*** INFORMATION GIVEN

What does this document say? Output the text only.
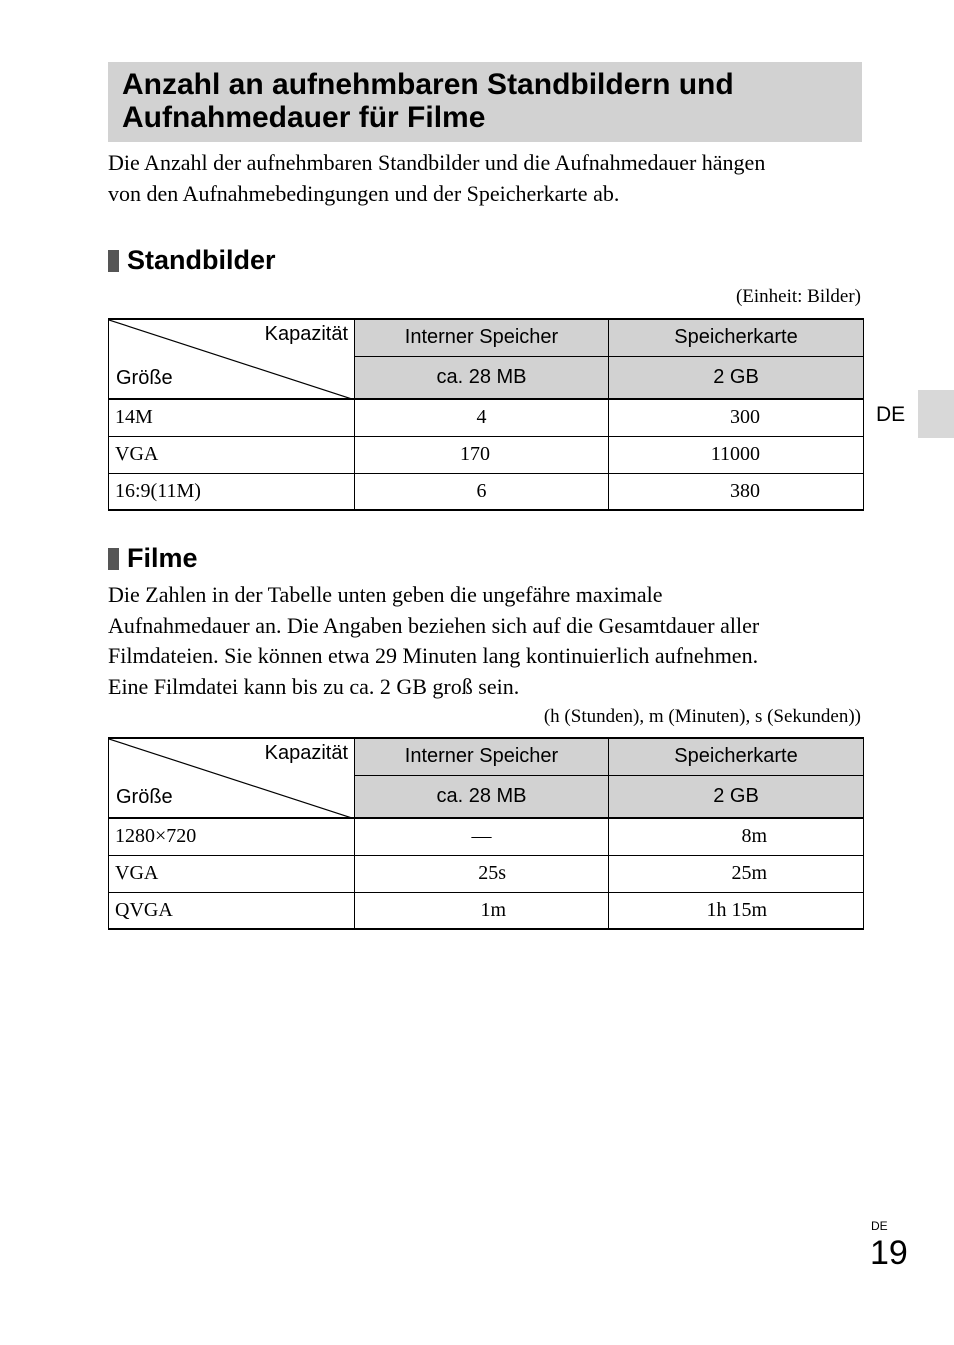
Anzahl an aufnehmbaren Standbildern und
Aufnahmedauer für Filme

Die Anzahl der aufnehmbaren Standbilder und die Aufnahmedauer hängen
von den Aufnahmebedingungen und der Speicherkarte ab.

Standbilder
(Einheit: Bilder)
Kapazität
Größe	Interner Speicher	Speicherkarte
	ca. 28 MB	2 GB
14M	4	300
VGA	170	11000
16:9(11M)	6	380
Filme

Die Zahlen in der Tabelle unten geben die ungefähre maximale
Aufnahmedauer an. Die Angaben beziehen sich auf die Gesamtdauer aller
Filmdateien. Sie können etwa 29 Minuten lang kontinuierlich aufnehmen.
Eine Filmdatei kann bis zu ca. 2 GB groß sein.

(h (Stunden), m (Minuten), s (Sekunden))
Kapazität
Größe	Interner Speicher	Speicherkarte
	ca. 28 MB	2 GB
1280×720	—	8m
VGA	25s	25m
QVGA	1m	1h 15m
DE
DE
19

******

:: SET PROBLEM ::
Retype all of the entries exactly as written, leaving out any images.

:: FULL RESPONSE ::
What does this document say? Output the text only.
Anzahl an aufnehmbaren Standbildern und
Aufnahmedauer für Filme

Die Anzahl der aufnehmbaren Standbilder und die Aufnahmedauer hängen
von den Aufnahmebedingungen und der Speicherkarte ab.

Standbilder
(Einheit: Bilder)
Kapazität
Größe	Interner Speicher	Speicherkarte
	ca. 28 MB	2 GB
14M	4	300
VGA	170	11000
16:9(11M)	6	380
Filme

Die Zahlen in der Tabelle unten geben die ungefähre maximale
Aufnahmedauer an. Die Angaben beziehen sich auf die Gesamtdauer aller
Filmdateien. Sie können etwa 29 Minuten lang kontinuierlich aufnehmen.
Eine Filmdatei kann bis zu ca. 2 GB groß sein.

(h (Stunden), m (Minuten), s (Sekunden))
Kapazität
Größe	Interner Speicher	Speicherkarte
	ca. 28 MB	2 GB
1280×720	—	8m
VGA	25s	25m
QVGA	1m	1h 15m
DE
DE
19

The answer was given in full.